* Aim of the task
Retype, character for character, the stretch of the listing below from the line containing "bar: 77% xyxy=(75,394,1470,468)" through the line containing "logo-text-left: emailt xyxy=(1222,1942,1368,2002)", including both of those lines.

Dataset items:
——

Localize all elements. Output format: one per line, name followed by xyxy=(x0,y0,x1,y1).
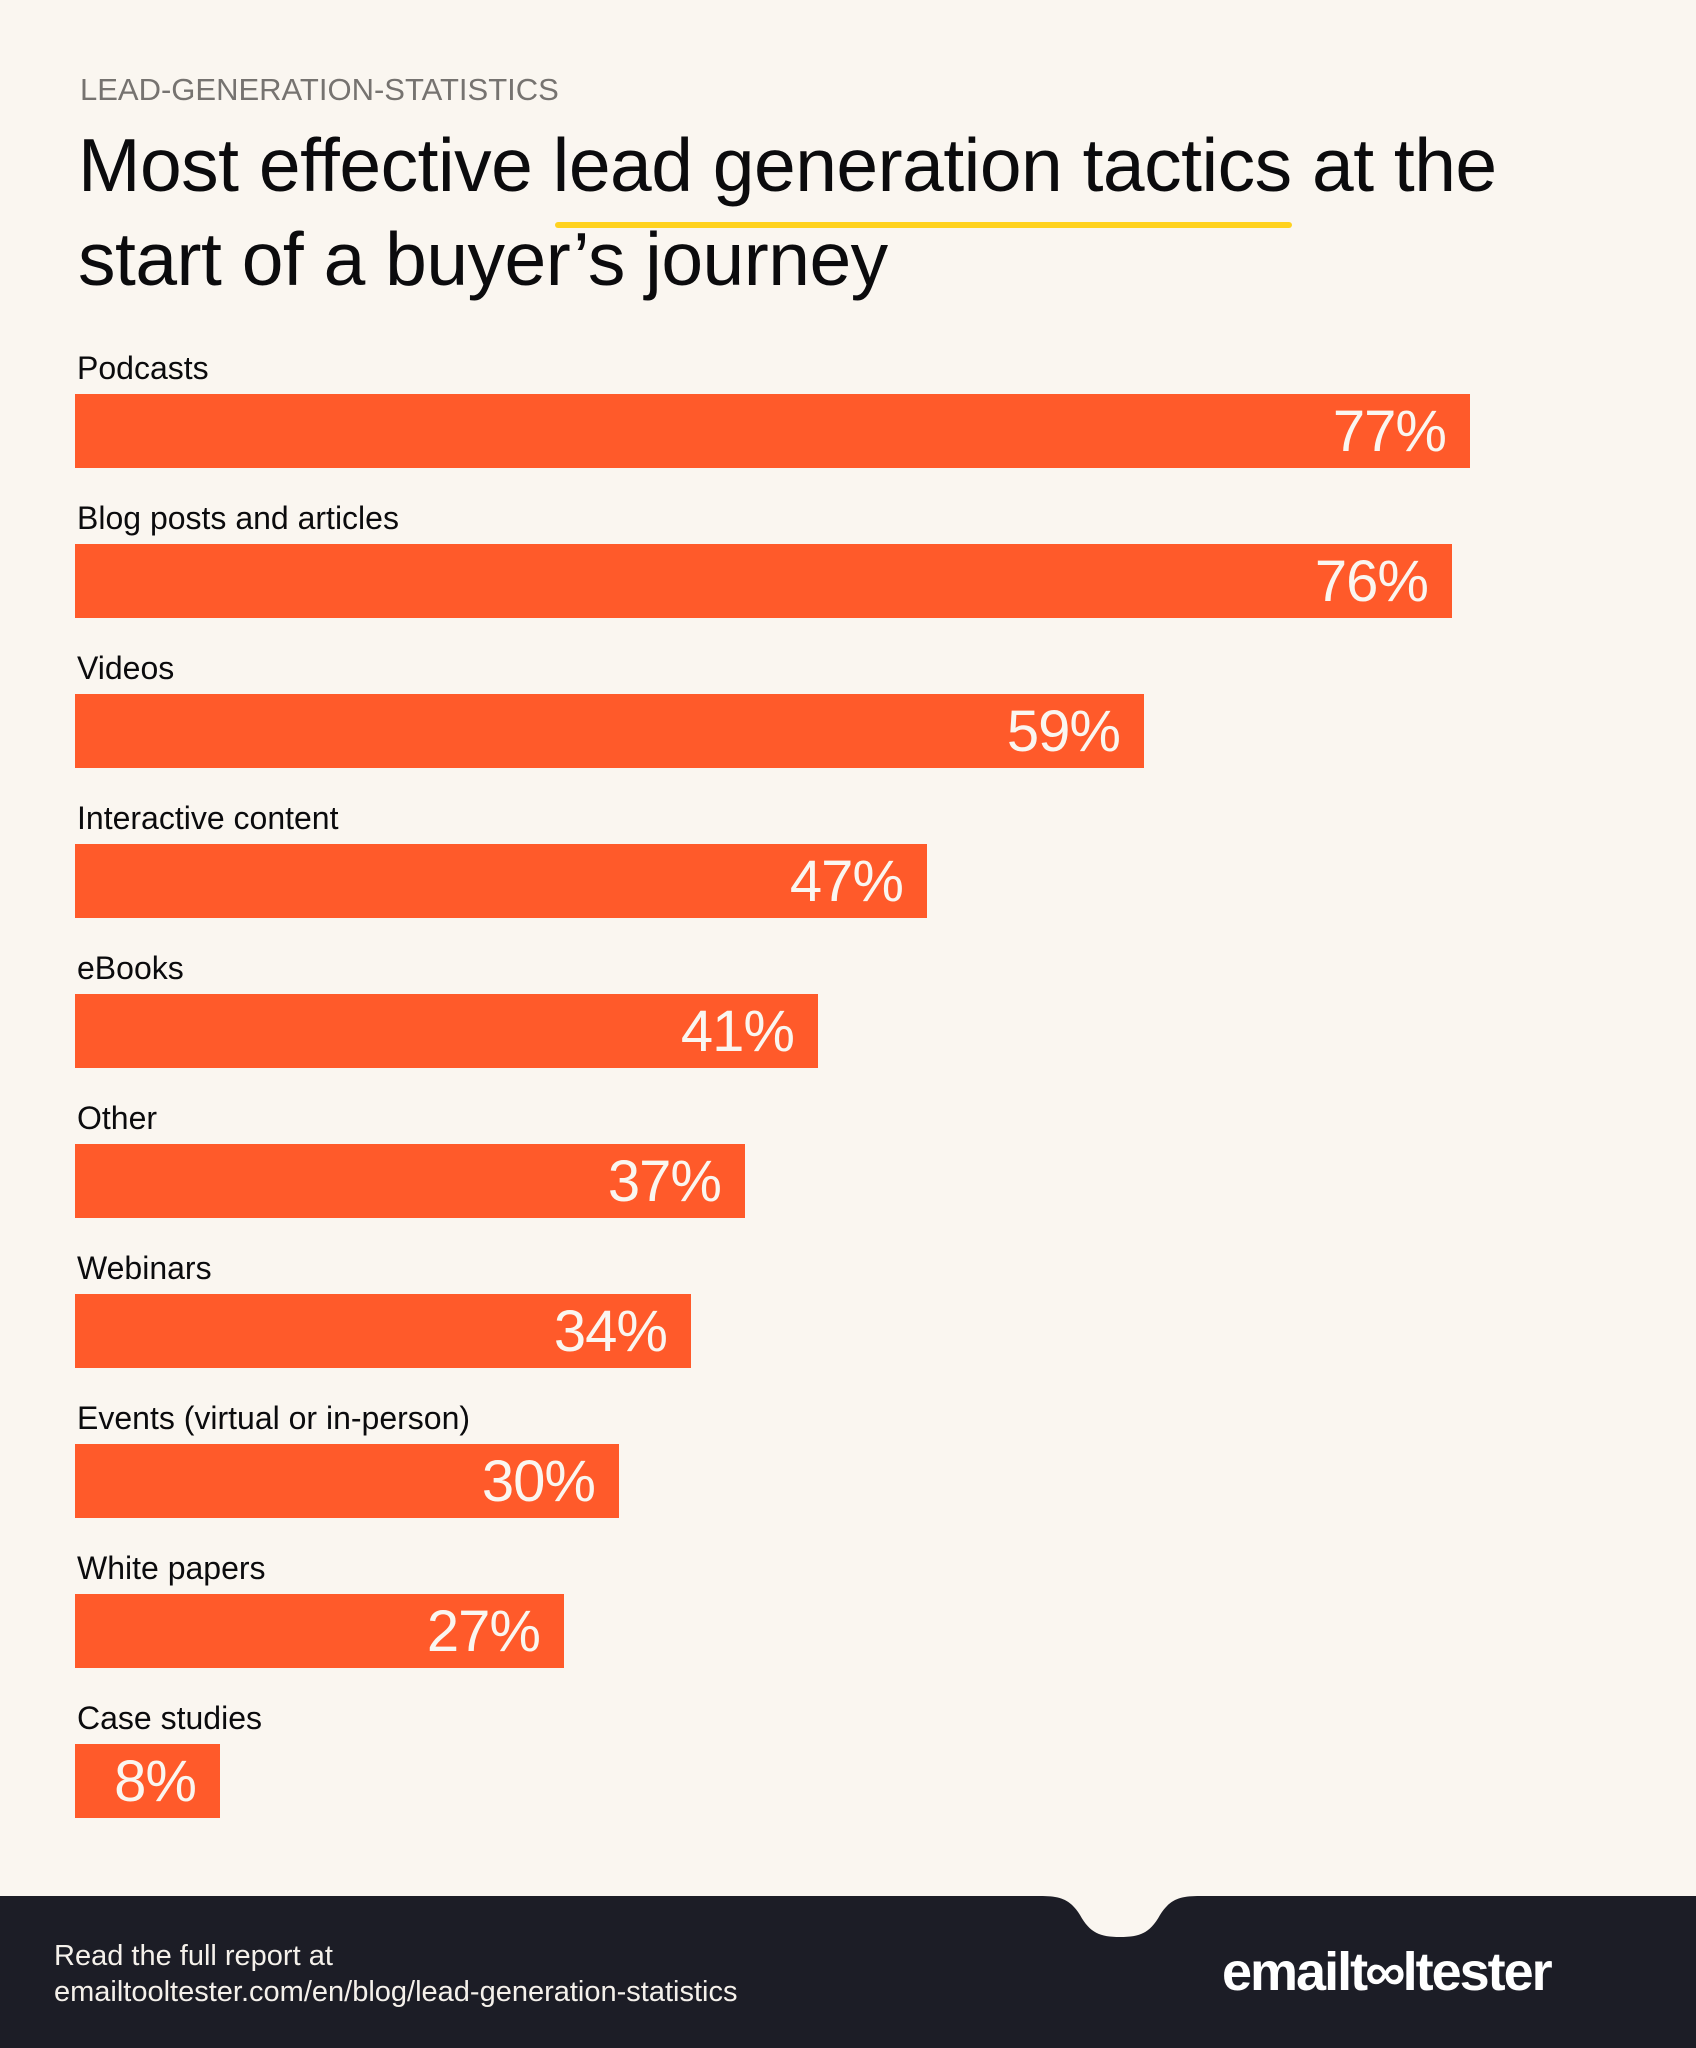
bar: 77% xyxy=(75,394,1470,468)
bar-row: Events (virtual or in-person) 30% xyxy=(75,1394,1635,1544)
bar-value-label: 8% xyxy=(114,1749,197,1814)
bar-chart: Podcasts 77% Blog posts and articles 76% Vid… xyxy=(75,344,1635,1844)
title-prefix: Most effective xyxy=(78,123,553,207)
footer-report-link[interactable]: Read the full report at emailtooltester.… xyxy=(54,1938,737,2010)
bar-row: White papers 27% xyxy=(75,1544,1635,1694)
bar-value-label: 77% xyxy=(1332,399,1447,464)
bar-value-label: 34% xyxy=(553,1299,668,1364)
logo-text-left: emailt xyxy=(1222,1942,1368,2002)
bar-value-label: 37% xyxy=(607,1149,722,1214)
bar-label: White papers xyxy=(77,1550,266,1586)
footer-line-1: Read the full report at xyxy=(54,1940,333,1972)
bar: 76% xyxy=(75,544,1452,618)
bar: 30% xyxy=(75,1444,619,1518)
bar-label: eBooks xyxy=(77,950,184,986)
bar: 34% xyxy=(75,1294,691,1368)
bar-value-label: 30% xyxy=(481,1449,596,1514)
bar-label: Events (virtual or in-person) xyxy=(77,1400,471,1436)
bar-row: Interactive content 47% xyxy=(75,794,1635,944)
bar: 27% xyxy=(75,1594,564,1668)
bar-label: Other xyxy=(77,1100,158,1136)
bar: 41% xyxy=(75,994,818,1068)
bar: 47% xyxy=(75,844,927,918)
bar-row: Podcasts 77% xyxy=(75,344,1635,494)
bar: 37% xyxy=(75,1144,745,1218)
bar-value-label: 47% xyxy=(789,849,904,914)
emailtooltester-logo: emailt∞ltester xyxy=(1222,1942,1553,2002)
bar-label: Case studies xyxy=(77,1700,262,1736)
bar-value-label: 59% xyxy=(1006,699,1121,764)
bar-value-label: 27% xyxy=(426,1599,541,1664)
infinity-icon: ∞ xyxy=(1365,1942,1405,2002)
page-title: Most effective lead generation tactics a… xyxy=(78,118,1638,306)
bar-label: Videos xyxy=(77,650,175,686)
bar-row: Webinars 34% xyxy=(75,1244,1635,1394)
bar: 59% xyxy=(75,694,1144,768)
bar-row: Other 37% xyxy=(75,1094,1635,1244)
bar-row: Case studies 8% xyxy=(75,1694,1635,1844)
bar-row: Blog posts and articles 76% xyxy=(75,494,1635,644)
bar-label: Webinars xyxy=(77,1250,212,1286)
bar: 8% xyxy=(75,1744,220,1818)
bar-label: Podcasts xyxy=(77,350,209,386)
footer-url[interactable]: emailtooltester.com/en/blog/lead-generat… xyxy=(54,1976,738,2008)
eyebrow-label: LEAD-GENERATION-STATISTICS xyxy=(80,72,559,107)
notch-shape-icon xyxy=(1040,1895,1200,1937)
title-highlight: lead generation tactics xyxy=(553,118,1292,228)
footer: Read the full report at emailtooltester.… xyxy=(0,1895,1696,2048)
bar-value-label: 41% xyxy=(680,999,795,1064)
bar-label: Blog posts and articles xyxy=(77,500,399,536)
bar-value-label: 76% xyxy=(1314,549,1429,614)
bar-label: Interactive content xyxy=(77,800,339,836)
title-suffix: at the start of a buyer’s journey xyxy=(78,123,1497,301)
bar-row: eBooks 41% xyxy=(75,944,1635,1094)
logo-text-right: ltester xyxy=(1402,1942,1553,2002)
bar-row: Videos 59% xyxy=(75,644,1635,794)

——

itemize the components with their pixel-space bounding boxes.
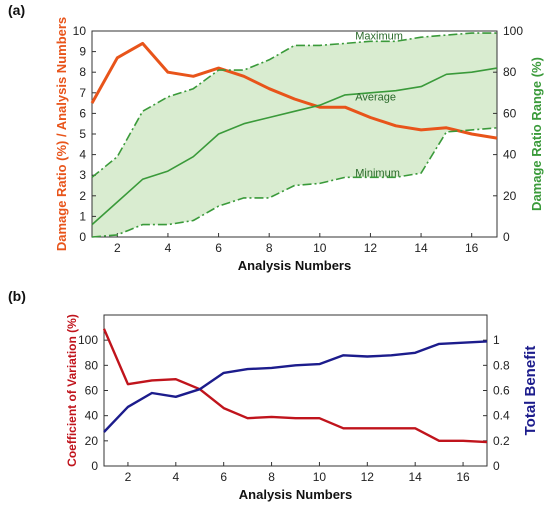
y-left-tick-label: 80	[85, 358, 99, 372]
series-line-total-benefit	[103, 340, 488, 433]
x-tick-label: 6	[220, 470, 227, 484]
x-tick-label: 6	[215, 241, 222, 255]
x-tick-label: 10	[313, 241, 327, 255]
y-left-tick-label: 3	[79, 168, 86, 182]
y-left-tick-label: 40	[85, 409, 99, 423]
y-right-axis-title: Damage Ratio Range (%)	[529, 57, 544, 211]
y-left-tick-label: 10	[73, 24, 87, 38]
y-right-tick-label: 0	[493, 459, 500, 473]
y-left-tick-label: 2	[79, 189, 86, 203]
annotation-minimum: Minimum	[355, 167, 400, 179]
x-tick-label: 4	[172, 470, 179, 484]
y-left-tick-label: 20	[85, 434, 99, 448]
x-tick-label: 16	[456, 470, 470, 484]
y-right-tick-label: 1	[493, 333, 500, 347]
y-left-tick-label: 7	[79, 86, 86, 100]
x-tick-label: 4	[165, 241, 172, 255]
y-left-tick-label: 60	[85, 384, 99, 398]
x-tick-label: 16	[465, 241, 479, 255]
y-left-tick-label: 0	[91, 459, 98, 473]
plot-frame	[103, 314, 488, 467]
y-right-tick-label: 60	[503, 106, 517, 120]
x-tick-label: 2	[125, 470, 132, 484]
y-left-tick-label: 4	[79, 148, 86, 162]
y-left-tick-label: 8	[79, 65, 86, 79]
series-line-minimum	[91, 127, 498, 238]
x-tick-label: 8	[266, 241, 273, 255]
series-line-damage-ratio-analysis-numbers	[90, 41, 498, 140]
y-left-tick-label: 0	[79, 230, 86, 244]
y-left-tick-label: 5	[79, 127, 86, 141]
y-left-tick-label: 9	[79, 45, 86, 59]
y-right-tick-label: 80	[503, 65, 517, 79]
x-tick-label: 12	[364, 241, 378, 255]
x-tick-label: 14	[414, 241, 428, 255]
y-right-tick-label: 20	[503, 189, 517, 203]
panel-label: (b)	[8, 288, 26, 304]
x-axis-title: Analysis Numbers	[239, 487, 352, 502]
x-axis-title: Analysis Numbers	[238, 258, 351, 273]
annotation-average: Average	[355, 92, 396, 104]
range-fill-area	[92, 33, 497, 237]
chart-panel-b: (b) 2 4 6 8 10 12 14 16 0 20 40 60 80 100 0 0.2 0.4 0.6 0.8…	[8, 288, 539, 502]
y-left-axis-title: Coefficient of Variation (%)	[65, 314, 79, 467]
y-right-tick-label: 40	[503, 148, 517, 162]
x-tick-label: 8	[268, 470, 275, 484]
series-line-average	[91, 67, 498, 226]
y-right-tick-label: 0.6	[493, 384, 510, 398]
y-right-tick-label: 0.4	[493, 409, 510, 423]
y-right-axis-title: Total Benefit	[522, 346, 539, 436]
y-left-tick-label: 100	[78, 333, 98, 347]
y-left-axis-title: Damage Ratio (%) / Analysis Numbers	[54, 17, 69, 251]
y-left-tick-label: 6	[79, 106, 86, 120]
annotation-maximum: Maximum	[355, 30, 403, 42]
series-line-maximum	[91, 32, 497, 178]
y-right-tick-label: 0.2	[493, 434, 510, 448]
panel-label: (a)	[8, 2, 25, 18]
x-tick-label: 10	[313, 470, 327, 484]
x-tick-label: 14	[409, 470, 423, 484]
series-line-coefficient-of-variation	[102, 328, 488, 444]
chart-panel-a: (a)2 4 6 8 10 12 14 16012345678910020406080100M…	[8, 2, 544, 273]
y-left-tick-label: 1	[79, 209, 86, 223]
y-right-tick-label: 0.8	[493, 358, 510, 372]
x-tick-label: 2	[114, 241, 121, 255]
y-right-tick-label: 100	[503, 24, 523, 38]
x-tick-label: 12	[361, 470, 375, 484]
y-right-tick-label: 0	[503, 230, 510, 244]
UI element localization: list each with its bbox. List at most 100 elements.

——

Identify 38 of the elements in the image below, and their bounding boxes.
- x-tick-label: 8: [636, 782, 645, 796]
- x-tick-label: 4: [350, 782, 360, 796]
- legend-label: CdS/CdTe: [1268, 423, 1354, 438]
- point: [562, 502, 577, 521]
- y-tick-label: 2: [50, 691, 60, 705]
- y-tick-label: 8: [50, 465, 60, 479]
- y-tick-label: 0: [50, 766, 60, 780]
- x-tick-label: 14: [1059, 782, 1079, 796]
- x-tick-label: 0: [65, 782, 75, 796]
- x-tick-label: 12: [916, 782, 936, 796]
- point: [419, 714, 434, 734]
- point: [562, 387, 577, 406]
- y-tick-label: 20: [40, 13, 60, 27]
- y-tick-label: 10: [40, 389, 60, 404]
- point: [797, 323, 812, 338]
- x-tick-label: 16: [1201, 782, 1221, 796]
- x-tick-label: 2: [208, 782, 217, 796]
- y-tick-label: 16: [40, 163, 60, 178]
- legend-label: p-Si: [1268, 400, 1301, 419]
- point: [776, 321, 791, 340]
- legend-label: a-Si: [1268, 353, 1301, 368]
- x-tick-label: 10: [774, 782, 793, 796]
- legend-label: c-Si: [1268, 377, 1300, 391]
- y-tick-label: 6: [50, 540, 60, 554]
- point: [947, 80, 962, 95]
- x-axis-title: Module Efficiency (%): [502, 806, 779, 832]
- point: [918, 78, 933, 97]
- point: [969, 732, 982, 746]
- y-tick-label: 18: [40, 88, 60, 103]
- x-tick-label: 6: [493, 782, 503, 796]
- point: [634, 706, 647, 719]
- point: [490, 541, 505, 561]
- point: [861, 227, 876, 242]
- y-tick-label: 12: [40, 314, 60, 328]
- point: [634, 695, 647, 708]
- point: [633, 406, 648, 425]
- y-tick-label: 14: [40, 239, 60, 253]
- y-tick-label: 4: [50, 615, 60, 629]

——

* Reply
bar: 77% xyxy=(75,394,1470,468)
bar-row: Events (virtual or in-person) 30% xyxy=(75,1394,1635,1544)
bar-value-label: 8% xyxy=(114,1749,197,1814)
bar-chart: Podcasts 77% Blog posts and articles 76% Vid… xyxy=(75,344,1635,1844)
title-prefix: Most effective xyxy=(78,123,553,207)
footer-report-link[interactable]: Read the full report at emailtooltester.… xyxy=(54,1938,737,2010)
bar-row: White papers 27% xyxy=(75,1544,1635,1694)
bar-value-label: 77% xyxy=(1332,399,1447,464)
bar-value-label: 34% xyxy=(553,1299,668,1364)
logo-text-left: emailt xyxy=(1222,1942,1368,2002)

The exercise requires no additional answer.